(Part of a data file)
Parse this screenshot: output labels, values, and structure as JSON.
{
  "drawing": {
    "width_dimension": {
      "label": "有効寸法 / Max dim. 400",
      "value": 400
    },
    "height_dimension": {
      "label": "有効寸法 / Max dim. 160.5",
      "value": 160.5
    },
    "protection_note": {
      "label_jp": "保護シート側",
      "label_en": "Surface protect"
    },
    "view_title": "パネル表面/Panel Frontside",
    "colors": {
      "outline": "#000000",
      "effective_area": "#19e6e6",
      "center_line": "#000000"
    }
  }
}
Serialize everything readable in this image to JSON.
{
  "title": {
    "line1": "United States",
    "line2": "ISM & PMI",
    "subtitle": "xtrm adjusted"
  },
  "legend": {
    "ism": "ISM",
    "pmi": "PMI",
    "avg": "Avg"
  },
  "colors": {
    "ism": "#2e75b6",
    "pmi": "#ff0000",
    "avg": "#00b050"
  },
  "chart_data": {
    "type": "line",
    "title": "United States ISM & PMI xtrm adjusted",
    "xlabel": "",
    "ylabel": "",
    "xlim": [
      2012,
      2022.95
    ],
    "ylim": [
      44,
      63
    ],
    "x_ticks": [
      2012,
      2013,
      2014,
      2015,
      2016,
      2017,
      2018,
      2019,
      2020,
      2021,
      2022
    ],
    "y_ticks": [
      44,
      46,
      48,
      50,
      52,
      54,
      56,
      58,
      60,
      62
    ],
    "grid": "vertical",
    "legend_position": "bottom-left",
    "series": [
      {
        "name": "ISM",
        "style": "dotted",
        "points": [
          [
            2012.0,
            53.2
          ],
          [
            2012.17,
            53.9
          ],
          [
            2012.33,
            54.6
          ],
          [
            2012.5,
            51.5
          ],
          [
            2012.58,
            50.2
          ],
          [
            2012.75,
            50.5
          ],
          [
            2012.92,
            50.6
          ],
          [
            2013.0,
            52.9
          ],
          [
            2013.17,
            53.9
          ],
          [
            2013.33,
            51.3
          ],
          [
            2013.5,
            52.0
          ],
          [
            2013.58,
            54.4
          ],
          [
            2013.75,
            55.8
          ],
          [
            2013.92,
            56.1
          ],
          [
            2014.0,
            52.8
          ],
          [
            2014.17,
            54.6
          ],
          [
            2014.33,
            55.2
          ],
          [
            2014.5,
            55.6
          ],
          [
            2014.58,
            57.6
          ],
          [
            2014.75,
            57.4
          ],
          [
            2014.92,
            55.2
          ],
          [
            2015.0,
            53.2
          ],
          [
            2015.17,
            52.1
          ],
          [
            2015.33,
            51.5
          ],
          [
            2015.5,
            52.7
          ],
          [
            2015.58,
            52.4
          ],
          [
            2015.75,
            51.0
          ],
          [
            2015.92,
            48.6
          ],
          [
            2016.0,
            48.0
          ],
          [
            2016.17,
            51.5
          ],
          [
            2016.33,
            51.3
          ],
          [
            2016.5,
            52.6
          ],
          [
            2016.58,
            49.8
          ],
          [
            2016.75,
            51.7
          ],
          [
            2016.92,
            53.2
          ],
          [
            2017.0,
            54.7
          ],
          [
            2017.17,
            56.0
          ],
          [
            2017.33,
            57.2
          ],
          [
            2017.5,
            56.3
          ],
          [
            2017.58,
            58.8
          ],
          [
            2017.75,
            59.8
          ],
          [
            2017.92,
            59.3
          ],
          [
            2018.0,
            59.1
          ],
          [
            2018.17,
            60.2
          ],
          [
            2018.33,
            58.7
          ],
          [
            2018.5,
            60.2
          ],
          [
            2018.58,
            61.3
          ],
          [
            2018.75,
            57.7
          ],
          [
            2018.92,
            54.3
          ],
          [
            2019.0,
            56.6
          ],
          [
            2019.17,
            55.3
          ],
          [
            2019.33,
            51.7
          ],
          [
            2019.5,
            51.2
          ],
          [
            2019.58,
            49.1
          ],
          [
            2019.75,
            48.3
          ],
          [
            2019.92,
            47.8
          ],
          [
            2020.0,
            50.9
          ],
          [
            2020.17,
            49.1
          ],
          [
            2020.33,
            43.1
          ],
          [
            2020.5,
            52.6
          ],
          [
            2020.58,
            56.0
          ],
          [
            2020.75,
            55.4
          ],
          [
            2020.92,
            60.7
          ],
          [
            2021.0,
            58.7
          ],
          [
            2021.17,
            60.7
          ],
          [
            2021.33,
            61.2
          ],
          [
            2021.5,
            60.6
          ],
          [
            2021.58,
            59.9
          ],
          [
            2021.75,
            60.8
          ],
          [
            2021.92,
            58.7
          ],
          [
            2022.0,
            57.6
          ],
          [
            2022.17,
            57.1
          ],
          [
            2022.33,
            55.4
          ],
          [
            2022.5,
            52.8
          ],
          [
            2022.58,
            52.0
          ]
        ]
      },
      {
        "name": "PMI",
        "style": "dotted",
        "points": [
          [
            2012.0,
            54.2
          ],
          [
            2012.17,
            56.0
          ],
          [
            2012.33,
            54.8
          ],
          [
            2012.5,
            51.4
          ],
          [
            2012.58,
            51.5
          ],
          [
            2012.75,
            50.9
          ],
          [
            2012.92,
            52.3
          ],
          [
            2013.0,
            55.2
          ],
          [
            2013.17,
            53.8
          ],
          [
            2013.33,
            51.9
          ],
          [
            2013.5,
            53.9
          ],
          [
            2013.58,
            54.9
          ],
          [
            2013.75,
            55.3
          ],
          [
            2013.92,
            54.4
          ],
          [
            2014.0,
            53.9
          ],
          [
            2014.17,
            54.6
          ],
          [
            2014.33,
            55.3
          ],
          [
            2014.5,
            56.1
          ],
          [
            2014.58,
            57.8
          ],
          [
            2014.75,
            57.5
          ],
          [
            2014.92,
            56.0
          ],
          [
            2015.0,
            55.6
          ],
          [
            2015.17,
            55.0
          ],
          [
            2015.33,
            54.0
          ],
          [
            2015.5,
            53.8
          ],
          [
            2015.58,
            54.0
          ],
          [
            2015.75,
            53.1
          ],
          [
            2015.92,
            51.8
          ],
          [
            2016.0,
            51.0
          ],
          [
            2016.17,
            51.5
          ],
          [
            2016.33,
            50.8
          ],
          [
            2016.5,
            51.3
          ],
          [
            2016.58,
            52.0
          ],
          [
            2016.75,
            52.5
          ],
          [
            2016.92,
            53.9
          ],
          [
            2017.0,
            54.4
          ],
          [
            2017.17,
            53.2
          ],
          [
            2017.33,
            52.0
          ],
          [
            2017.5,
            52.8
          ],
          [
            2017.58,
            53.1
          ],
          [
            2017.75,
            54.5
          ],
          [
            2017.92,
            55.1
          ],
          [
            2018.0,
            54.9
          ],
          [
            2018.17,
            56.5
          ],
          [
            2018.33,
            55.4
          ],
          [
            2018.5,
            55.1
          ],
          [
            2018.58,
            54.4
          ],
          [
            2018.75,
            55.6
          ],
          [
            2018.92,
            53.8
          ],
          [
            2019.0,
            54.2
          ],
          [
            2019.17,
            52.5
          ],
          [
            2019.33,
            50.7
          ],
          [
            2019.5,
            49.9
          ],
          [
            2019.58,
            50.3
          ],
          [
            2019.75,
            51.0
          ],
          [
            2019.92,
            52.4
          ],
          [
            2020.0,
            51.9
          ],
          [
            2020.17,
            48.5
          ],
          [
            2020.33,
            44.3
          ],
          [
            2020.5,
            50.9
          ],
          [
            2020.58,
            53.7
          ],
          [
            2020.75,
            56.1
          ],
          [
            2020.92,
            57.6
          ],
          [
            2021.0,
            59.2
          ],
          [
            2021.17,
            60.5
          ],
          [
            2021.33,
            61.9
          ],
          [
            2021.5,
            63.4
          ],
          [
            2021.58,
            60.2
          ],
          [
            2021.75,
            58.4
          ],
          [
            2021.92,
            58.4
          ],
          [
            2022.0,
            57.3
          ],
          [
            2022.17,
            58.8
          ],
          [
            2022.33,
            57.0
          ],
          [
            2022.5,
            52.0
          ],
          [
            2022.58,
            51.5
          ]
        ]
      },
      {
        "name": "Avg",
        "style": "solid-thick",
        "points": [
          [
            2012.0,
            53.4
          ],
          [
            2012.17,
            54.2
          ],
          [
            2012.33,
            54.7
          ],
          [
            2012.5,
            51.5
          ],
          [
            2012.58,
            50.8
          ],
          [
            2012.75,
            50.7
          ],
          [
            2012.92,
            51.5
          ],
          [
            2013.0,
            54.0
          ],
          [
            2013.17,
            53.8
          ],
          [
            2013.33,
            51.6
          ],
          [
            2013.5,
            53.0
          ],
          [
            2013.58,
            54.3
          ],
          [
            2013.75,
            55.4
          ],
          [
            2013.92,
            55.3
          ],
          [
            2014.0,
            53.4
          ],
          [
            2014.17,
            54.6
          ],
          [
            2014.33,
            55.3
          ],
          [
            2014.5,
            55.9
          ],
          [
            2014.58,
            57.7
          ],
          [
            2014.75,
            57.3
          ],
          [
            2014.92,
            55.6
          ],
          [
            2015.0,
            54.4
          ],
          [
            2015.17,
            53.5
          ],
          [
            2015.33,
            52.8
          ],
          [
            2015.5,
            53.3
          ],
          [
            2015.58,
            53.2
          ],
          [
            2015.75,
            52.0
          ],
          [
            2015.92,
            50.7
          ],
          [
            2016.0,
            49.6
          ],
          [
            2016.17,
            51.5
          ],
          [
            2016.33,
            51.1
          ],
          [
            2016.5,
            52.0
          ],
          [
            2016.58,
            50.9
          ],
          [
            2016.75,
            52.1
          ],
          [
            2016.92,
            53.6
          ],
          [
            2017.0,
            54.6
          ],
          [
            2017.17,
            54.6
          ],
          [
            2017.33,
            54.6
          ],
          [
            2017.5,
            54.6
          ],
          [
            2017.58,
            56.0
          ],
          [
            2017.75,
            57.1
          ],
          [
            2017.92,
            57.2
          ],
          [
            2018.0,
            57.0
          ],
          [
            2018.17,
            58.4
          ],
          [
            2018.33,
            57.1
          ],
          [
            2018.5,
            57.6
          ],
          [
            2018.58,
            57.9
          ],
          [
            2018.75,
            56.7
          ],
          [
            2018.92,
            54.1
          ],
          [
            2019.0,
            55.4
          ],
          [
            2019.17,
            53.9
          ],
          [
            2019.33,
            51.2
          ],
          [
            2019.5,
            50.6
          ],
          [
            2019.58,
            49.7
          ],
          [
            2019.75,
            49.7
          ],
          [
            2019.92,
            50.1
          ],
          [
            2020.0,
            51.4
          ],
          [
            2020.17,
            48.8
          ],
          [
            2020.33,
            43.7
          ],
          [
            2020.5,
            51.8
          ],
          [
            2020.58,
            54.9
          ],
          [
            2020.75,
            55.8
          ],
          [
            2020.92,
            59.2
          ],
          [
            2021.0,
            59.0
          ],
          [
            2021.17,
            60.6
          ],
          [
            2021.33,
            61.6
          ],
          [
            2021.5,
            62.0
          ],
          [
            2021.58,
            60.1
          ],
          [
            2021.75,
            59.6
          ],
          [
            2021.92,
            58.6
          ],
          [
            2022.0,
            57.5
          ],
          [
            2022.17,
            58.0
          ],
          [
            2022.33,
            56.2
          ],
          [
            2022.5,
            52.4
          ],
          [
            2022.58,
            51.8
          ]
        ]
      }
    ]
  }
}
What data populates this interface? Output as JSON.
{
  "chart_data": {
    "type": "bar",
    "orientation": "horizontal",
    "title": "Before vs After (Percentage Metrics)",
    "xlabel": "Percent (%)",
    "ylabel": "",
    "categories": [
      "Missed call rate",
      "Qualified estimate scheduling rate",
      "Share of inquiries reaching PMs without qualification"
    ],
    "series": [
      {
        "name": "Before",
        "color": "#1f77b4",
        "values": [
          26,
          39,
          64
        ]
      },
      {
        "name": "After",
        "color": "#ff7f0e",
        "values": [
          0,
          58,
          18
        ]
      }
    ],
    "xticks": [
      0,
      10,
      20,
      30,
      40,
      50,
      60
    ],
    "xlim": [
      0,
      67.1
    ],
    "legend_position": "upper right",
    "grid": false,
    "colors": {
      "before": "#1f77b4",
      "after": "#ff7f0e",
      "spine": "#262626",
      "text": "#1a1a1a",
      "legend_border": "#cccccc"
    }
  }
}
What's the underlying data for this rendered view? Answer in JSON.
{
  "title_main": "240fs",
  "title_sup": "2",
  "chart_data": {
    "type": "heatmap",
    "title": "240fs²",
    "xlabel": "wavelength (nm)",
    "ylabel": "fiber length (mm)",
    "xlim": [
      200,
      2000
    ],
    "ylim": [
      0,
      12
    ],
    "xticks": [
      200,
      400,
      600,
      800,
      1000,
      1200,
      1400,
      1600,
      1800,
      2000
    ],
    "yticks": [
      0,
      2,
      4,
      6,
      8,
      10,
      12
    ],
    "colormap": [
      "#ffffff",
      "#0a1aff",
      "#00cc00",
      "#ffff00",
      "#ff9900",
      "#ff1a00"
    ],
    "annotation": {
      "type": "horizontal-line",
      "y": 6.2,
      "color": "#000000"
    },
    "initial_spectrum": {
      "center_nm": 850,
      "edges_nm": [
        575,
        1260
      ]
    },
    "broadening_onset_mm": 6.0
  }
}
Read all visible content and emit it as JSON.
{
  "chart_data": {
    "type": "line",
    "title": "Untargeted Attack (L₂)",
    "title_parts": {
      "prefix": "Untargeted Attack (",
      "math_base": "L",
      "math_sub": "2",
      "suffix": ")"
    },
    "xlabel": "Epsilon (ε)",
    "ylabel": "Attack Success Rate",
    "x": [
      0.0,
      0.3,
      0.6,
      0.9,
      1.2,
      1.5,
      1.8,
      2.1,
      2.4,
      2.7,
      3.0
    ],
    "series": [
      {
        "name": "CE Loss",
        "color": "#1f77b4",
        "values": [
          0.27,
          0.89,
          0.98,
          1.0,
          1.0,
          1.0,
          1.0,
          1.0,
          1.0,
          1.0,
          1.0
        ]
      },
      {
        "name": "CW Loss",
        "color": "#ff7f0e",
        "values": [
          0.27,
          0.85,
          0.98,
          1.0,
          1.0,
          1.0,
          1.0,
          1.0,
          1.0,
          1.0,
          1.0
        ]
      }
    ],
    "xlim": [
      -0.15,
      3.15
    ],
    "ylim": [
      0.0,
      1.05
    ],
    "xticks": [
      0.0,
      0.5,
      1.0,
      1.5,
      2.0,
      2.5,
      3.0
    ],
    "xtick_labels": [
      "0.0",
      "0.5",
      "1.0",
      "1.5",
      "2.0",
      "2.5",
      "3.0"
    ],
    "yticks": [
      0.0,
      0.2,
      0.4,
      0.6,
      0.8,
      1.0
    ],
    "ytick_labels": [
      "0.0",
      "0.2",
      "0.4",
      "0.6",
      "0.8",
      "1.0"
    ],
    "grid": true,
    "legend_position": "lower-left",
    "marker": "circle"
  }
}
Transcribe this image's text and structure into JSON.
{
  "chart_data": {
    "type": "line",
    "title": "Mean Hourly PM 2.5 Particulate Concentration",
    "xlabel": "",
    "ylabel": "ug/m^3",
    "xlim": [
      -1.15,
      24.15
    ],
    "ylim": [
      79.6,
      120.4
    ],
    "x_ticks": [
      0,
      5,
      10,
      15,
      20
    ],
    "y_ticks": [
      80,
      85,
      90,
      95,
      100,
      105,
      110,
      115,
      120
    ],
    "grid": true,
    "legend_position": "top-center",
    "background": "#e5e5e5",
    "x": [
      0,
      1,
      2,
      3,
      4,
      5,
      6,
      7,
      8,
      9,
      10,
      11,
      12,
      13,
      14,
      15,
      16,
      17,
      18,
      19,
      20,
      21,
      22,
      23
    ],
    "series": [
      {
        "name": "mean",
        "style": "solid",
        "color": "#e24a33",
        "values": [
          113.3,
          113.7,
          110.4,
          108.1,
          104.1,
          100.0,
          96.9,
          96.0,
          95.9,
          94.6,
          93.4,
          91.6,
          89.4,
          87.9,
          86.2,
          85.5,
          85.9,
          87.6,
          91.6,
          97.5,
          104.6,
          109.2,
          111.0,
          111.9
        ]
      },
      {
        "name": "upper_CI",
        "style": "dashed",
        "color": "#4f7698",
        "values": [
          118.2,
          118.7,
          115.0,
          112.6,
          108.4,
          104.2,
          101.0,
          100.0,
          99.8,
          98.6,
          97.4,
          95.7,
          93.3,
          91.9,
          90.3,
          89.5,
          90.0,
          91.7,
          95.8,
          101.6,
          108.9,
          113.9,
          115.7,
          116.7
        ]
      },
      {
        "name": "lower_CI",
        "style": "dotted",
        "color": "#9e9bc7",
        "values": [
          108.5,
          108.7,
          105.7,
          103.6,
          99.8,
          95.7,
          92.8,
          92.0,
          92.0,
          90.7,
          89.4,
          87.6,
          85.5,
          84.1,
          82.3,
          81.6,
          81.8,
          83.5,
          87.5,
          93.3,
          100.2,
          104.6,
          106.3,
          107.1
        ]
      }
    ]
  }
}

Task description -
In the lines above, locate the string "xlabel". Copy every line where it occurs.

Task output -
    "xlabel": "",
    "xlabel": "Percent (%)",
    "xlabel": "wavelength (nm)",
    "xlabel": "Epsilon (ε)",
    "xlabel": "",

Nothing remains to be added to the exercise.